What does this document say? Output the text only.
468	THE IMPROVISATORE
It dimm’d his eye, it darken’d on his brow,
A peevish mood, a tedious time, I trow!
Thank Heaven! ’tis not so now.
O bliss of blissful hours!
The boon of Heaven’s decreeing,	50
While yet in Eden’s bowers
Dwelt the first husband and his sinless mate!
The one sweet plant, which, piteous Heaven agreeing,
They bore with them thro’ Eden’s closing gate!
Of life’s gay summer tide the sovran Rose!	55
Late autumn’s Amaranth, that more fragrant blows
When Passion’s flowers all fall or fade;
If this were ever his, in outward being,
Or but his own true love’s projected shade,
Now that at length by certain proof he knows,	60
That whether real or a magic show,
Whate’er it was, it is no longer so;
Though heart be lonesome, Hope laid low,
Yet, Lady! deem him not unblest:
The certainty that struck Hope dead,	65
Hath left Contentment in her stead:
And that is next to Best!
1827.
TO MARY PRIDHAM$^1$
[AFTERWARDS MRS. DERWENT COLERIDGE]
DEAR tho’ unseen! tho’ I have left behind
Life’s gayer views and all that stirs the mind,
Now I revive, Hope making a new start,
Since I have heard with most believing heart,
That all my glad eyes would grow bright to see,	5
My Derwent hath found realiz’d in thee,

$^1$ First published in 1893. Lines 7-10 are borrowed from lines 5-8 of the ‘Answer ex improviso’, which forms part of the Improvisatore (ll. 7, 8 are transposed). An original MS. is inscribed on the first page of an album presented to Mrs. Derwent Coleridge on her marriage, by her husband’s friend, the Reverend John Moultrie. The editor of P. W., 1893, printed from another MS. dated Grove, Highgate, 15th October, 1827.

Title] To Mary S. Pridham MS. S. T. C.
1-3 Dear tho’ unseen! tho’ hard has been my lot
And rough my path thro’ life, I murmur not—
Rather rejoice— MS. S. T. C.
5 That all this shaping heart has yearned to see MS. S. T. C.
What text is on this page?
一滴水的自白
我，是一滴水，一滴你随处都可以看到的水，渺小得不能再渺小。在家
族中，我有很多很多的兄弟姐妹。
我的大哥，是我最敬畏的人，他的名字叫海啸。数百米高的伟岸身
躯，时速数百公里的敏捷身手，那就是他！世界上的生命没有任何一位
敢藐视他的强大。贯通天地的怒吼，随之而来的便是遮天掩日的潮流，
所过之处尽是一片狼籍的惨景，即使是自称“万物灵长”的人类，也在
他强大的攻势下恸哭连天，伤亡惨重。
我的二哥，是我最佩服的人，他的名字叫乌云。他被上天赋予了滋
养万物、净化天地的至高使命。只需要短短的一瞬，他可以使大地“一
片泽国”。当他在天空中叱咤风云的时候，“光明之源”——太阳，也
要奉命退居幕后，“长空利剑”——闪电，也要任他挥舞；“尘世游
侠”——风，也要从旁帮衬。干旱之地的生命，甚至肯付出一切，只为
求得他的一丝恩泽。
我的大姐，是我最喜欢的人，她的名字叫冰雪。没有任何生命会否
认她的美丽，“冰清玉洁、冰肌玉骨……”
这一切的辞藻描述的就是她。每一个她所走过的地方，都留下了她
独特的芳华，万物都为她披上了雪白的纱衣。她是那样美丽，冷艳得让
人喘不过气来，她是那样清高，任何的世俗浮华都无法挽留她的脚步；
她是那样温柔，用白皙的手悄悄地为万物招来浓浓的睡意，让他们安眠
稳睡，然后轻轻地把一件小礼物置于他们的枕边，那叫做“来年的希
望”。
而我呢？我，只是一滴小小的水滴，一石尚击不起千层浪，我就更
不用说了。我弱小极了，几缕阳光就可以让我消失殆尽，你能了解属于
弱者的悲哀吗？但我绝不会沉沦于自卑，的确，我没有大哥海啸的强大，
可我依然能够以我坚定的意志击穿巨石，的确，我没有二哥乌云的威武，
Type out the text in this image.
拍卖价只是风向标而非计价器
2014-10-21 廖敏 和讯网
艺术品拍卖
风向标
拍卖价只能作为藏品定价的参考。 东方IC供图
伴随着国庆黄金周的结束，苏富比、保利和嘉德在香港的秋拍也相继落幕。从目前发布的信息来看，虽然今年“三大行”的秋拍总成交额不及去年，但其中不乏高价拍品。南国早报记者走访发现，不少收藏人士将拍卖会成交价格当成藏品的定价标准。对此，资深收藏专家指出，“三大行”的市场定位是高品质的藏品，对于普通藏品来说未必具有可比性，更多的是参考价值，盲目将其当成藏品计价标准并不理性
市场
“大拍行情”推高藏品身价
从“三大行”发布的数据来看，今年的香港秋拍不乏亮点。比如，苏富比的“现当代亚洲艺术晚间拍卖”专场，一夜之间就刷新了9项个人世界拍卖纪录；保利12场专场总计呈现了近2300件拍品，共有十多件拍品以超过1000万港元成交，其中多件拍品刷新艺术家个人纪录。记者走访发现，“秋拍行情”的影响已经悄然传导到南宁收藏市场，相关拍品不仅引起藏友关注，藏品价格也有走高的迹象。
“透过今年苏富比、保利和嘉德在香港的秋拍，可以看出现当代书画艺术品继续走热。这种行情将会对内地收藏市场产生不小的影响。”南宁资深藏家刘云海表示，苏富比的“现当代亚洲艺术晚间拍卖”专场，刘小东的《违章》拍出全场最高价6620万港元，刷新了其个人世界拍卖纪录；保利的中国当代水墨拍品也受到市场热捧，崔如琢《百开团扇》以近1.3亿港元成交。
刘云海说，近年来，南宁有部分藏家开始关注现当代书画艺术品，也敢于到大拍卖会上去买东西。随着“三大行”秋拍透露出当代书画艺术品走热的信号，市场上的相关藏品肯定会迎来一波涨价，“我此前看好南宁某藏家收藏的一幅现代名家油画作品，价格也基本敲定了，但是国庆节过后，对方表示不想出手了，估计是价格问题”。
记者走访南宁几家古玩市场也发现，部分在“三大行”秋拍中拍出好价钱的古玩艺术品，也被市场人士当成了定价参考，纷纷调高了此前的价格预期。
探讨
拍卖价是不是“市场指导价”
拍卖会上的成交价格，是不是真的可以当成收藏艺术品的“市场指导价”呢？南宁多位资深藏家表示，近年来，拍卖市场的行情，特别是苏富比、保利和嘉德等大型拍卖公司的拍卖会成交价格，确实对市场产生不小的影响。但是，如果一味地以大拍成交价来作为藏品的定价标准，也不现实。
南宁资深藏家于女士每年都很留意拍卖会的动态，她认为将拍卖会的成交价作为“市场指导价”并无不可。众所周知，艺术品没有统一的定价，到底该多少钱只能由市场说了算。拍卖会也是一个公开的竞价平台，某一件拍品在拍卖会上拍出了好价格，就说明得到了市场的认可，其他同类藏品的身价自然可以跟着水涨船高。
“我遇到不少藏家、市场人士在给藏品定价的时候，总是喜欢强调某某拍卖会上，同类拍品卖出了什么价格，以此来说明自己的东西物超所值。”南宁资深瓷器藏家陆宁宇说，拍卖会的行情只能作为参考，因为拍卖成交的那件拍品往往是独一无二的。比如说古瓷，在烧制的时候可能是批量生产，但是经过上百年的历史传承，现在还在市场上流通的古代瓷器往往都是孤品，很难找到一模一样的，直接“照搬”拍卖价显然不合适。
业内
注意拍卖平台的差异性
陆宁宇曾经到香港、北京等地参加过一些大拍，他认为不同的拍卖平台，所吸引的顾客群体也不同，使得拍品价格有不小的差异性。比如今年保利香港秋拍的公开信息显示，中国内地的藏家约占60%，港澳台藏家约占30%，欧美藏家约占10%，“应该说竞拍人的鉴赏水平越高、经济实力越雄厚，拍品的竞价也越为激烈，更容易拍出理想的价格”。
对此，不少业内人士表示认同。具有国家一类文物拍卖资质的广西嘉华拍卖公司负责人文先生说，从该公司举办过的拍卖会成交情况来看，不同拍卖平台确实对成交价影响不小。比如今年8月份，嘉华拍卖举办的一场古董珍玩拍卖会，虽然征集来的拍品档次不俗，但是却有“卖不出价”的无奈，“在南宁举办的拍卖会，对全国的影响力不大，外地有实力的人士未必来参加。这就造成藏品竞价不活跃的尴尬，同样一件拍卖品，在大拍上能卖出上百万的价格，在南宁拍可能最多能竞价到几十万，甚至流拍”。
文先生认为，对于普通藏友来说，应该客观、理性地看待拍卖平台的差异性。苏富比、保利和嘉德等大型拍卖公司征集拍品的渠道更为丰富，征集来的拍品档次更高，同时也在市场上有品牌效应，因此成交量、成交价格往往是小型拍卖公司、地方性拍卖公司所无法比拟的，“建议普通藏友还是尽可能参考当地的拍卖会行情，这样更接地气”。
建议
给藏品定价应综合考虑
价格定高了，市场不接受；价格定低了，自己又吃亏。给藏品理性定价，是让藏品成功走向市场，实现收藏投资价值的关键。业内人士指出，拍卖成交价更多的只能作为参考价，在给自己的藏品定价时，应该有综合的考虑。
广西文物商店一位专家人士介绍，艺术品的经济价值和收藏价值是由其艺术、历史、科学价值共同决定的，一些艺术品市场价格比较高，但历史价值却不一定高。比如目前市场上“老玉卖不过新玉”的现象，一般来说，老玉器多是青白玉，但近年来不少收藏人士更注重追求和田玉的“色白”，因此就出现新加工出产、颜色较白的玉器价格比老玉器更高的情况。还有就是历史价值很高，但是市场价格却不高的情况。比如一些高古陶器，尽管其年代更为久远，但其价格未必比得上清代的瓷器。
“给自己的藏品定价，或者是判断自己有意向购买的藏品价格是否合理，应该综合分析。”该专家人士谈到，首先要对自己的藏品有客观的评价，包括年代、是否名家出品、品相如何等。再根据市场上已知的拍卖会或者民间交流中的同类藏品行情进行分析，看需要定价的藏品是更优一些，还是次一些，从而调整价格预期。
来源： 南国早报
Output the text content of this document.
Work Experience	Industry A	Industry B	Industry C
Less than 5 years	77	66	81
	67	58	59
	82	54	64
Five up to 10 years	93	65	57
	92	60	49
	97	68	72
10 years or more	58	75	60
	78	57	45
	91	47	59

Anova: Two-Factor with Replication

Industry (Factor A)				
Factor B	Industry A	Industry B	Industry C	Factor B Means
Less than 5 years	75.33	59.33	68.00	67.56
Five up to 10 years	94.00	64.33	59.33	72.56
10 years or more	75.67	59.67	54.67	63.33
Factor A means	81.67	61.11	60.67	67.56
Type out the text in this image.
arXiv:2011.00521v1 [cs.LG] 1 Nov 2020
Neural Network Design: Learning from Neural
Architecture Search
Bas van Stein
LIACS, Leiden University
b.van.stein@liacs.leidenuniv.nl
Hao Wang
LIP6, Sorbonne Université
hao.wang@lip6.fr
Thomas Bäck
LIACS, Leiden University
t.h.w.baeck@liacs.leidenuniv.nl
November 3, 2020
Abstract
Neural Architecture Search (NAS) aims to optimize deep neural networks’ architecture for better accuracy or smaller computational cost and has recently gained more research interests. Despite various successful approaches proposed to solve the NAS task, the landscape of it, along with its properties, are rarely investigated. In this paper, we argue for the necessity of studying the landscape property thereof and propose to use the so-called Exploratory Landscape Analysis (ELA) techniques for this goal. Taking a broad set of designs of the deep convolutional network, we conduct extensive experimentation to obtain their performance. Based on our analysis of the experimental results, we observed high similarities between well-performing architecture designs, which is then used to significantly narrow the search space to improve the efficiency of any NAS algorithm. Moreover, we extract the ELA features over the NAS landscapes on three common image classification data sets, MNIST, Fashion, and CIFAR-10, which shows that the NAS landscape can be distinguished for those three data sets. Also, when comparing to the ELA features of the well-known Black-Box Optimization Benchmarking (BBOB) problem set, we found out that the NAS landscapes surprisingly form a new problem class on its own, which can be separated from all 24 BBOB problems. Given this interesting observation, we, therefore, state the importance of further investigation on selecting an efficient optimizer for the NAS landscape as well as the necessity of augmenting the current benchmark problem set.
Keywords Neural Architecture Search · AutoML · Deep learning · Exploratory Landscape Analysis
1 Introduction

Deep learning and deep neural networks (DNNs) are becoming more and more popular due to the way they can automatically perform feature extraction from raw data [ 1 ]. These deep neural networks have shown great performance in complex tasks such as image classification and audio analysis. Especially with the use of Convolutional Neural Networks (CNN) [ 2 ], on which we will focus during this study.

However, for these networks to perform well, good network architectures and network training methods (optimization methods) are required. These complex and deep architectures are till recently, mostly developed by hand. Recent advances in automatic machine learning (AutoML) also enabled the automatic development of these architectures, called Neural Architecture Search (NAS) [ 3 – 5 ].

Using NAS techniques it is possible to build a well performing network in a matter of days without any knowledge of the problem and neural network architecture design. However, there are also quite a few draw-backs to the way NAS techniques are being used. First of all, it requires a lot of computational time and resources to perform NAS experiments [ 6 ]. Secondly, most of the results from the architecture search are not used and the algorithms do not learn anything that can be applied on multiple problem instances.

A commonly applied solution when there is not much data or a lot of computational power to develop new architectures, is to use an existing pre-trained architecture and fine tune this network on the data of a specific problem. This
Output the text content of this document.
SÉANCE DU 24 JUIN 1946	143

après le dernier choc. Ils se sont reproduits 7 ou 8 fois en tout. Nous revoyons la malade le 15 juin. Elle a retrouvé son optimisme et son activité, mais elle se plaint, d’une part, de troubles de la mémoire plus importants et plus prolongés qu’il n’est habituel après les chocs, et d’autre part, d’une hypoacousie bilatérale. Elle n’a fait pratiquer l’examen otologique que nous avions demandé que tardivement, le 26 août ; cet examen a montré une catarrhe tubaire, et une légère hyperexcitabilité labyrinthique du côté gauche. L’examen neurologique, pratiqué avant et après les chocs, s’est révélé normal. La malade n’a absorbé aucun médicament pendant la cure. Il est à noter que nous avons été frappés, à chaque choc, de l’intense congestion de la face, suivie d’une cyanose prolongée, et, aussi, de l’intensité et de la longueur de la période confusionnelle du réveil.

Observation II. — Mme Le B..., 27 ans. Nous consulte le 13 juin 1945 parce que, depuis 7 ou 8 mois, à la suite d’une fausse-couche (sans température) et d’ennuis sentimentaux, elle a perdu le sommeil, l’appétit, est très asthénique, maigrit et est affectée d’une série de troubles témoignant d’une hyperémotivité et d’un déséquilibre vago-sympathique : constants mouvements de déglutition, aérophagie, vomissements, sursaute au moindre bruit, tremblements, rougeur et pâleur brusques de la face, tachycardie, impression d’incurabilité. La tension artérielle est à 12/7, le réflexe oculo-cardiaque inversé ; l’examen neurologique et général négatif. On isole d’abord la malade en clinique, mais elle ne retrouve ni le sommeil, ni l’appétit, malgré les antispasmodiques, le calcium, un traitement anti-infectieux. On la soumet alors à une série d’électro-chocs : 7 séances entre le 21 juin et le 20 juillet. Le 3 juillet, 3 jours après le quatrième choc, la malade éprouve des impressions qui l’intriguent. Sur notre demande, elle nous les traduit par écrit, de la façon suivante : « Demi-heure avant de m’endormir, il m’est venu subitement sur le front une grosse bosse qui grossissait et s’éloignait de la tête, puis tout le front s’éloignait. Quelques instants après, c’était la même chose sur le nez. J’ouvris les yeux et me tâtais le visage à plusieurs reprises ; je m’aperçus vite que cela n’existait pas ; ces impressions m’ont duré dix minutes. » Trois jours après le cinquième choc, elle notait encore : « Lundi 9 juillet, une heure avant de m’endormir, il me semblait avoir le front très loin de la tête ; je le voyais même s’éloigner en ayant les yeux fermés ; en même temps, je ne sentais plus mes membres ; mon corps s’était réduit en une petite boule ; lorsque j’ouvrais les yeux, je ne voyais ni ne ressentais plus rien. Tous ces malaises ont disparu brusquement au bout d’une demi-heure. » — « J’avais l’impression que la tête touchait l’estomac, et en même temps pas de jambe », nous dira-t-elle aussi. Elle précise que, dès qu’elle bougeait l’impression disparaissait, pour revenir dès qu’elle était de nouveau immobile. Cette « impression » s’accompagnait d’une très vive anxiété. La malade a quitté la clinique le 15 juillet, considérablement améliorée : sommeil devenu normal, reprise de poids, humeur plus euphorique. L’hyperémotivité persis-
--------------------------------------------------
WHAT THE EXERCISE ASKS
For this exercise, gather every line of the data that contains the word "page".

RESULT
$^1$ First published in 1893. Lines 7-10 are borrowed from lines 5-8 of the ‘Answer ex improviso’, which forms part of the Improvisatore (ll. 7, 8 are transposed). An original MS. is inscribed on the first page of an album presented to Mrs. Derwent Coleridge on her marriage, by her husband’s friend, the Reverend John Moultrie. The editor of P. W., 1893, printed from another MS. dated Grove, Highgate, 15th October, 1827.
What text is on this page?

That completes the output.